start EXCERPTED DATA

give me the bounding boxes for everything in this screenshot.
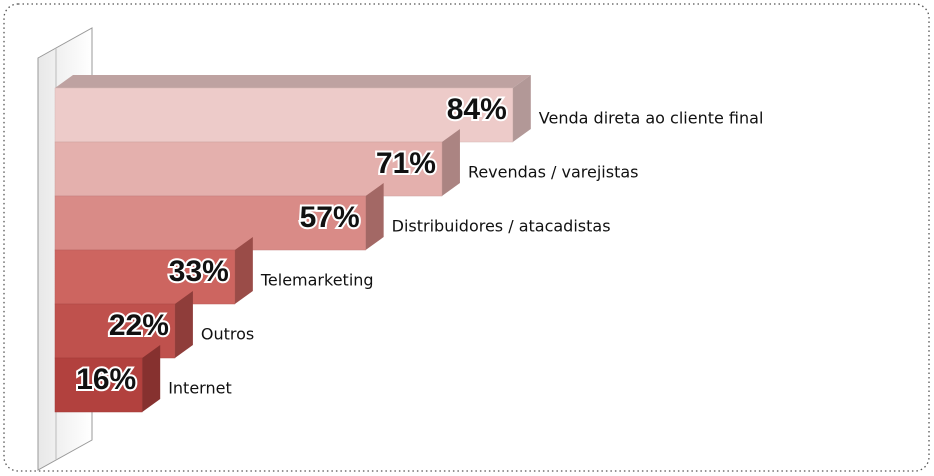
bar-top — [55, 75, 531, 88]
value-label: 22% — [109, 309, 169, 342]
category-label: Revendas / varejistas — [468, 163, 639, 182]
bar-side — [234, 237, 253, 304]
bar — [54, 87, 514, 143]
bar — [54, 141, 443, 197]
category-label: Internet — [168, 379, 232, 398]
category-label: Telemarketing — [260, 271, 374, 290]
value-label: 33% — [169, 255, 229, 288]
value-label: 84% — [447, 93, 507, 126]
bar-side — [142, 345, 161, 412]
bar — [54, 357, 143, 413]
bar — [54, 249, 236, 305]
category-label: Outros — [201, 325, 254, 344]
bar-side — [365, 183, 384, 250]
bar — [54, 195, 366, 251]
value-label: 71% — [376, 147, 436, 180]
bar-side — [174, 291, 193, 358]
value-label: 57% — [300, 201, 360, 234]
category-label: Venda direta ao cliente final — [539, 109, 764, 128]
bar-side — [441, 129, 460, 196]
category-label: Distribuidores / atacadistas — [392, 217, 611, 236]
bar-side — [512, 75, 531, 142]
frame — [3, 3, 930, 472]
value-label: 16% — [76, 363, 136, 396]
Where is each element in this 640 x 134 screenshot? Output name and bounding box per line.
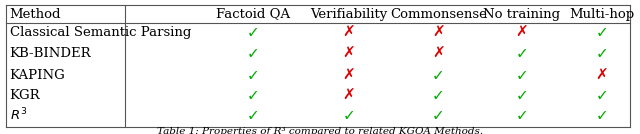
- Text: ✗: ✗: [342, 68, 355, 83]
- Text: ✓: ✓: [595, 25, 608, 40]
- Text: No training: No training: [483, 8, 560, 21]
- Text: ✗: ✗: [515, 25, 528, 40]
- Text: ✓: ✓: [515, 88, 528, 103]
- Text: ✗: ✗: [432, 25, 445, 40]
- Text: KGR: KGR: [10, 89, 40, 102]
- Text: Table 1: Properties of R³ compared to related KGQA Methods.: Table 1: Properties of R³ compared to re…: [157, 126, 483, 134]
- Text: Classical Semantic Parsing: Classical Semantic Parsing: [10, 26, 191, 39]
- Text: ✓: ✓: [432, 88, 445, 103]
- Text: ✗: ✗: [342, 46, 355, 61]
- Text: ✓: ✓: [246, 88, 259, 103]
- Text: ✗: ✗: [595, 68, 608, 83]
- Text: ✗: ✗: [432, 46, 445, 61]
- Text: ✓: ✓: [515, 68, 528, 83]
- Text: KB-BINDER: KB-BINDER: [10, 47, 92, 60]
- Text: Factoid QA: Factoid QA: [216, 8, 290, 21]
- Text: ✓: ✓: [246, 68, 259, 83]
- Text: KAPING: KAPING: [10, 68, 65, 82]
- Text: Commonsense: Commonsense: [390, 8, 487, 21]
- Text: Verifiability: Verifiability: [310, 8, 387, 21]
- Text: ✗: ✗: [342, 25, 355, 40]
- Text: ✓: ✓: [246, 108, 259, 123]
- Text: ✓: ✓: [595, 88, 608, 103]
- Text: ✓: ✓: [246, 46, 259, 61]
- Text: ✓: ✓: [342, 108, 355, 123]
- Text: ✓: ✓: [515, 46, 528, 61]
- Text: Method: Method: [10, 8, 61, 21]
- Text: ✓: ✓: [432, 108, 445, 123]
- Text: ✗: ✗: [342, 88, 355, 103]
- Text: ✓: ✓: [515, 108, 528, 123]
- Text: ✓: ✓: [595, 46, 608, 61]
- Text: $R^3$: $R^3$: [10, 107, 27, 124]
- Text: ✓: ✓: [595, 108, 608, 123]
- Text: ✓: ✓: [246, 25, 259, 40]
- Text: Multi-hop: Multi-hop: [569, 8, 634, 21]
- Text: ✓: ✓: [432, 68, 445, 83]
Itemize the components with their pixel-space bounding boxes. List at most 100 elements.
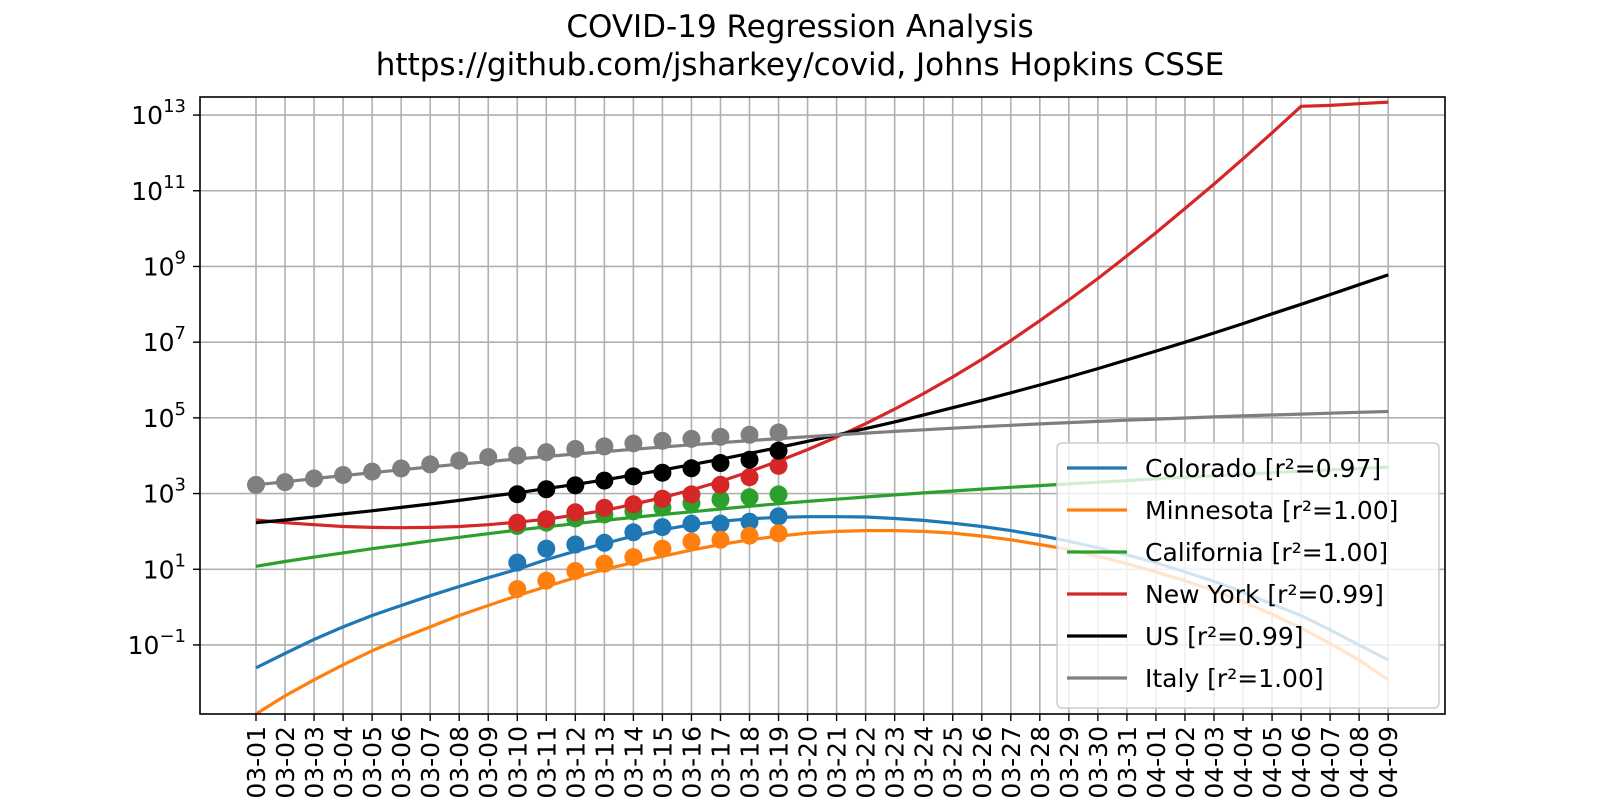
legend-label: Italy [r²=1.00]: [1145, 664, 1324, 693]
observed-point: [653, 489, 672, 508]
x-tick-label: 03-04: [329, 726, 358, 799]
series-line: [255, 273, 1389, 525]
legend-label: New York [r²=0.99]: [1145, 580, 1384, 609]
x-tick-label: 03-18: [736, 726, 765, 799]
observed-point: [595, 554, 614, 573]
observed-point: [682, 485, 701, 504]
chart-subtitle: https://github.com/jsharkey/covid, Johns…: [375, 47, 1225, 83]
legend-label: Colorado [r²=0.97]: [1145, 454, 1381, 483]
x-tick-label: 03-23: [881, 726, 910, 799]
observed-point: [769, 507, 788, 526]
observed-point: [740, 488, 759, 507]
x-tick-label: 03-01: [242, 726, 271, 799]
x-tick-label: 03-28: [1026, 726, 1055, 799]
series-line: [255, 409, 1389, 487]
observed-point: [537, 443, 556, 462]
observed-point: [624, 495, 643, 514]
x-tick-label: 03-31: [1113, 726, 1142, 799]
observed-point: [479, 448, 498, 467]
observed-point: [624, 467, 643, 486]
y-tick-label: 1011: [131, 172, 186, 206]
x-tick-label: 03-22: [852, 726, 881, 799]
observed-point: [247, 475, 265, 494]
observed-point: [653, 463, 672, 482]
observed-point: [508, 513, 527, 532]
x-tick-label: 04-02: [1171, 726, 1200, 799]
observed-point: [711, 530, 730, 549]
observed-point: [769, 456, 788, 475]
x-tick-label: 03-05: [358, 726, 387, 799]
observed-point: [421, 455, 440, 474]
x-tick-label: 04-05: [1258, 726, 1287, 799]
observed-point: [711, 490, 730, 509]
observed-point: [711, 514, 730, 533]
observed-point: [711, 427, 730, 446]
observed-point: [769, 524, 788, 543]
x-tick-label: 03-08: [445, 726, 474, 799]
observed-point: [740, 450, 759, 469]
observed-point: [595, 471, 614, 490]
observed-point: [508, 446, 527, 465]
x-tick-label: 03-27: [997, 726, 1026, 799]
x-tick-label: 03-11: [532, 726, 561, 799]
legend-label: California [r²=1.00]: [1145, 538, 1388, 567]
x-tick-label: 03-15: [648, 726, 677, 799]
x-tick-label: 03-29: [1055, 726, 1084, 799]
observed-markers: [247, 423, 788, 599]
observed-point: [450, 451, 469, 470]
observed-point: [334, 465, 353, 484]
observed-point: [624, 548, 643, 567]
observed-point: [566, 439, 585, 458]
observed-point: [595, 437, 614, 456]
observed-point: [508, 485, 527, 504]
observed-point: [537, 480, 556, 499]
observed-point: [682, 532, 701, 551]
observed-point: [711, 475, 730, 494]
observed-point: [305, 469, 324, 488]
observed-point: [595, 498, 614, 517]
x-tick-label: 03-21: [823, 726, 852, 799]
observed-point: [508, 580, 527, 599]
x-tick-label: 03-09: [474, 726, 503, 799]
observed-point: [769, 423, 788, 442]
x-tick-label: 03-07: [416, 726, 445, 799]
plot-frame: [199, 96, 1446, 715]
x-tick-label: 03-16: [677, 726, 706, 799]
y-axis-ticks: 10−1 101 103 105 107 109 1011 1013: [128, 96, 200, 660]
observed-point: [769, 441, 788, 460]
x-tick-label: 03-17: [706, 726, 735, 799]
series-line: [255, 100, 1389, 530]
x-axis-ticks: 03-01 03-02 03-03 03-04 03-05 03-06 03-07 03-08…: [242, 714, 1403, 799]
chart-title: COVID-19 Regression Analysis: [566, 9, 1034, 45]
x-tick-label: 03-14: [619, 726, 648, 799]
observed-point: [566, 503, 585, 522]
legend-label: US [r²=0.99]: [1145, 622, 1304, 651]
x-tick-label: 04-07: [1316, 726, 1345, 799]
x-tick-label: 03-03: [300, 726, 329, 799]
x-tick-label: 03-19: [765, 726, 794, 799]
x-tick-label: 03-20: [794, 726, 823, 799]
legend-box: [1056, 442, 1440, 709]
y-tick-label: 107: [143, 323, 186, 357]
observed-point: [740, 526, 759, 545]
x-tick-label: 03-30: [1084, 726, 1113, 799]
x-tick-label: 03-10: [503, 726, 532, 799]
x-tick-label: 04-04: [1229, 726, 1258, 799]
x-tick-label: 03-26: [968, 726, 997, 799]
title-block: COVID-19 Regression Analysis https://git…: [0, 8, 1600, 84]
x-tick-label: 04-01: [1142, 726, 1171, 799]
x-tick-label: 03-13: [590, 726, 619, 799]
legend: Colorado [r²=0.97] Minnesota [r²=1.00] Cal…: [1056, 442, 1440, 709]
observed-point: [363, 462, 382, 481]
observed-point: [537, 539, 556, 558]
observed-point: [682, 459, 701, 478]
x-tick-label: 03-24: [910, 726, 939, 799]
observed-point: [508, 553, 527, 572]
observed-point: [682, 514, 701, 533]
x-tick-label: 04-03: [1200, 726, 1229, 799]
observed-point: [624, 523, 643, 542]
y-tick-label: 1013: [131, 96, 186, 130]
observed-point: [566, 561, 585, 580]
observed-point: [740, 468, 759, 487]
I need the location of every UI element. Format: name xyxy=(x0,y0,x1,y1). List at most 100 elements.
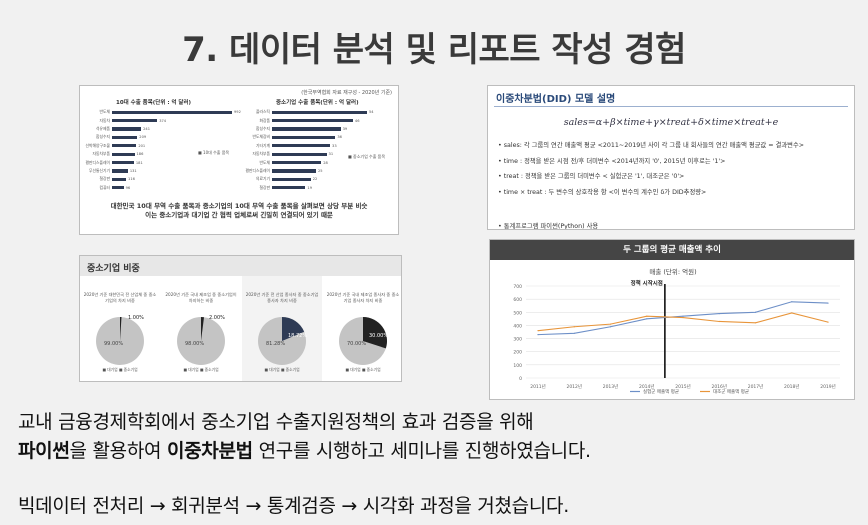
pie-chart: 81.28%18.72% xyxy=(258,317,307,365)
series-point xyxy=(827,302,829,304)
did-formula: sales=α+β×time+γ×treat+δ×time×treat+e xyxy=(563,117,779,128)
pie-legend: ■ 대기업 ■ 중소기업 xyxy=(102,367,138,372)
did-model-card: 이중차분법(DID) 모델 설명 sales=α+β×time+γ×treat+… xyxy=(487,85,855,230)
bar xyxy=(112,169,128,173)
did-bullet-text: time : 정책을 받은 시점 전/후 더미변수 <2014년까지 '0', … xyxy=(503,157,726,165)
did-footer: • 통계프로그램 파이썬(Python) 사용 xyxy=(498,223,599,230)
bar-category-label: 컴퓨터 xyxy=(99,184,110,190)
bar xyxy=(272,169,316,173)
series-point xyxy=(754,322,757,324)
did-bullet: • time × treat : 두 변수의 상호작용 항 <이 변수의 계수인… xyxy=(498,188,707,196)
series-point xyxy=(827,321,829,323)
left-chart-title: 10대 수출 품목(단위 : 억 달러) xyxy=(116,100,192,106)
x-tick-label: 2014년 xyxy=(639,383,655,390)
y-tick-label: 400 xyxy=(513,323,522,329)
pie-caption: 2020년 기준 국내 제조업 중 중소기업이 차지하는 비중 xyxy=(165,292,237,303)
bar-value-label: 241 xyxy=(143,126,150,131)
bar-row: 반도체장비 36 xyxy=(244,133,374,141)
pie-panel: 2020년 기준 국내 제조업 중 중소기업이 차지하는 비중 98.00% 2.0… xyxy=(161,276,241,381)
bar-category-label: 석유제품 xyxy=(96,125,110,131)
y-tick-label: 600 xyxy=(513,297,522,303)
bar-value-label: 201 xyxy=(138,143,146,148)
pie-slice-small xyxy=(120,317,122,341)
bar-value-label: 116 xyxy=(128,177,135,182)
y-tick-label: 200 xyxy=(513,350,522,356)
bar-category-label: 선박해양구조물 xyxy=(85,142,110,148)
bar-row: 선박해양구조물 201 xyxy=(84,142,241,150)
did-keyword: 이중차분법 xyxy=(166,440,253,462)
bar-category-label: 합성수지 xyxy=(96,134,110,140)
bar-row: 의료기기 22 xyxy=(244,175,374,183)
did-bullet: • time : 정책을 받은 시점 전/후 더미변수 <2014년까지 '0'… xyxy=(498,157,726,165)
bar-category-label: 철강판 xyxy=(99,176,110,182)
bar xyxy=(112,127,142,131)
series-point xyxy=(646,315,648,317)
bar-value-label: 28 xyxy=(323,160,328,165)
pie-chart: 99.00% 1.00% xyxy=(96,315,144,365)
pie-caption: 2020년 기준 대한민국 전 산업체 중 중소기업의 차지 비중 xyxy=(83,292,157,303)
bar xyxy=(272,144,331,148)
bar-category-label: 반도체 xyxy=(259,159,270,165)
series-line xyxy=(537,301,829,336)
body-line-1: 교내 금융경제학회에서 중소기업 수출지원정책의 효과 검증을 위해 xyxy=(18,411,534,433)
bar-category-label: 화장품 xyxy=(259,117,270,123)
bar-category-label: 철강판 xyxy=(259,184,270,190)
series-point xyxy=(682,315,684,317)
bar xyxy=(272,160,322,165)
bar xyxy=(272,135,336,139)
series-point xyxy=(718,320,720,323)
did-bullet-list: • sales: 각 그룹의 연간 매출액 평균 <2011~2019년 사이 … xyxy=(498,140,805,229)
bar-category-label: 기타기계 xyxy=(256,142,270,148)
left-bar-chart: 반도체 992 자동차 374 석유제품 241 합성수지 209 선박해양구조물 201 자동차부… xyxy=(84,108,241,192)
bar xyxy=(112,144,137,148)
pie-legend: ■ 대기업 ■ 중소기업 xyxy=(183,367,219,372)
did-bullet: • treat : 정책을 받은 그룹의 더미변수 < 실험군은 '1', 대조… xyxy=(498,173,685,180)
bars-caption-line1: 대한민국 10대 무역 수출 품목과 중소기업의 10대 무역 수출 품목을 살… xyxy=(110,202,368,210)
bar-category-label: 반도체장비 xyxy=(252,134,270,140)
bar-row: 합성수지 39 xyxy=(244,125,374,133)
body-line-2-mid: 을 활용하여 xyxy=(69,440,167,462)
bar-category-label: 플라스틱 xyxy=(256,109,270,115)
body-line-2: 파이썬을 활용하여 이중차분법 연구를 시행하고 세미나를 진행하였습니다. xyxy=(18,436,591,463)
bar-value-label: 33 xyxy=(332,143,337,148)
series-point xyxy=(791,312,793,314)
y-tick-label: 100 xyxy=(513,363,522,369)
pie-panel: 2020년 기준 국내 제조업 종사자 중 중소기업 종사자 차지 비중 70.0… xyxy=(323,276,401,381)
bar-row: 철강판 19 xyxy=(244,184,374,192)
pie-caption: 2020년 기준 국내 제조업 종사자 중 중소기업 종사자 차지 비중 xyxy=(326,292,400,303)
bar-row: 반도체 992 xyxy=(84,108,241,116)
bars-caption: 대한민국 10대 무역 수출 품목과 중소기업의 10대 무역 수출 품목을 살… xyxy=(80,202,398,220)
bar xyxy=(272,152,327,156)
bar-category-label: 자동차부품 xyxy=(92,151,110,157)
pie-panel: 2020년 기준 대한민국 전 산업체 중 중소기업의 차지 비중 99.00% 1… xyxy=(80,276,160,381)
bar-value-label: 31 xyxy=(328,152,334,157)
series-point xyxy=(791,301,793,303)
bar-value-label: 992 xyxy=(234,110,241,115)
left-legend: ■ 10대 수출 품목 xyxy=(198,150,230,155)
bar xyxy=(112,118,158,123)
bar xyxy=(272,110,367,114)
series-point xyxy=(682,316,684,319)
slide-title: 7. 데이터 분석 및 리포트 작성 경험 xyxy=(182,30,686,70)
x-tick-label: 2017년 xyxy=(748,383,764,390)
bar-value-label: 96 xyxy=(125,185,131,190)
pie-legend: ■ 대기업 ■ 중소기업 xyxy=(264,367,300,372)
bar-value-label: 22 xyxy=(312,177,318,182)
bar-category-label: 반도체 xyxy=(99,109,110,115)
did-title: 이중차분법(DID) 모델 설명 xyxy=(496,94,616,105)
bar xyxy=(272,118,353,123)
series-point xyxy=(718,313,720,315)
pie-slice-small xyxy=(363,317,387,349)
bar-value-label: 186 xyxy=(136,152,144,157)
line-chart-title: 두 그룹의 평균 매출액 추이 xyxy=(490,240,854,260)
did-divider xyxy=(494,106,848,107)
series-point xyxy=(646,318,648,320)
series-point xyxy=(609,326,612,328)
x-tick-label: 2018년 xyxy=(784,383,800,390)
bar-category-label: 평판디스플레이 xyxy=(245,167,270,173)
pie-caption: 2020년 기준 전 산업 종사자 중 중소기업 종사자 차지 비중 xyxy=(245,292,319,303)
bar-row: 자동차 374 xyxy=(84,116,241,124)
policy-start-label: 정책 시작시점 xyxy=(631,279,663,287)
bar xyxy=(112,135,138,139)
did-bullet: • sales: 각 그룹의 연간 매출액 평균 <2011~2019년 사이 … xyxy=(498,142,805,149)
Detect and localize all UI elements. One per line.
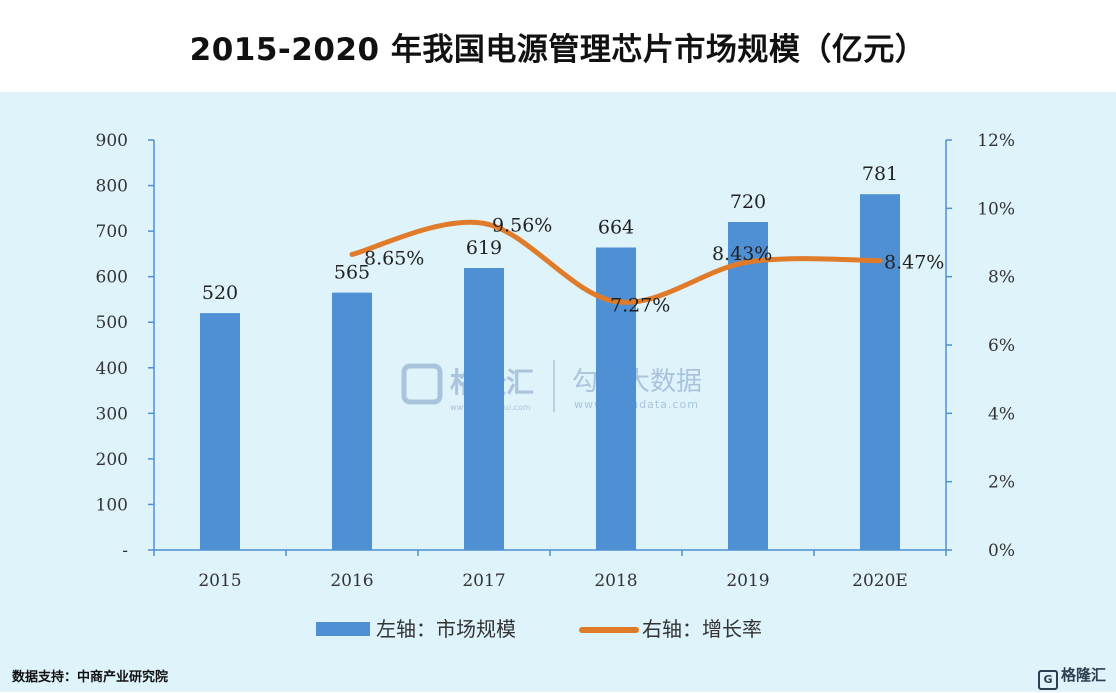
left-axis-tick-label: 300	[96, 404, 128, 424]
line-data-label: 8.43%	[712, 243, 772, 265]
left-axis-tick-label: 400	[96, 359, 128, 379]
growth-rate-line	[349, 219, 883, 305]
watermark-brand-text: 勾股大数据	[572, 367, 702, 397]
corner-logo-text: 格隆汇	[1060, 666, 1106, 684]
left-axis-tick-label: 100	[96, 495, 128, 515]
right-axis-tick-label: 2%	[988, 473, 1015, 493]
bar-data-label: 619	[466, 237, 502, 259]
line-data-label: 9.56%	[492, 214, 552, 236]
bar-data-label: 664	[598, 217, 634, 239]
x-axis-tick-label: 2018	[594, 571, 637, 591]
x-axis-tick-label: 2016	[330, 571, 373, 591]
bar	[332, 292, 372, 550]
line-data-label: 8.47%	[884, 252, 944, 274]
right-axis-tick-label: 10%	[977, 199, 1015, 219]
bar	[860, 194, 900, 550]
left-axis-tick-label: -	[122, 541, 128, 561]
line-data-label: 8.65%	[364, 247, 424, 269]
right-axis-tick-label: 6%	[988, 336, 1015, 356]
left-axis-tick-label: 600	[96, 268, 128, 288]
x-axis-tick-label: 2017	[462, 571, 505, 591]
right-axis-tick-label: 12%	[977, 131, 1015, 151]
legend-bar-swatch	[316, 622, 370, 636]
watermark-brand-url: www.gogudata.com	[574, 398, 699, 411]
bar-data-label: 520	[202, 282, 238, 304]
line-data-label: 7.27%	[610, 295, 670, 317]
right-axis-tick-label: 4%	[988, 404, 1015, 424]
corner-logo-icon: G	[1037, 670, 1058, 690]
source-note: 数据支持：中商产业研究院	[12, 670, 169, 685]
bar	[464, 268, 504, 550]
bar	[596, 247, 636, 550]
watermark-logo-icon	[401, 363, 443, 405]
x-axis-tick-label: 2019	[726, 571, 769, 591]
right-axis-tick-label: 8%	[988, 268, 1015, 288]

end EXCERPTED DATA

◆ **WRITTEN EXERCISE**: Repeat everything from the line containing "bar-top — [55, 75, 531, 88]" down to the line containing "category-label: Telemarketing —", keeping both of those lines.

◆ **EXERCISE RESPONSE**:
bar-top — [55, 75, 531, 88]
value-label: 22% — [109, 309, 169, 342]
category-label: Revendas / varejistas — [468, 163, 639, 182]
bar-side — [234, 237, 253, 304]
bar — [54, 87, 514, 143]
bar — [54, 141, 443, 197]
category-label: Internet — [168, 379, 232, 398]
category-label: Telemarketing — [260, 271, 374, 290]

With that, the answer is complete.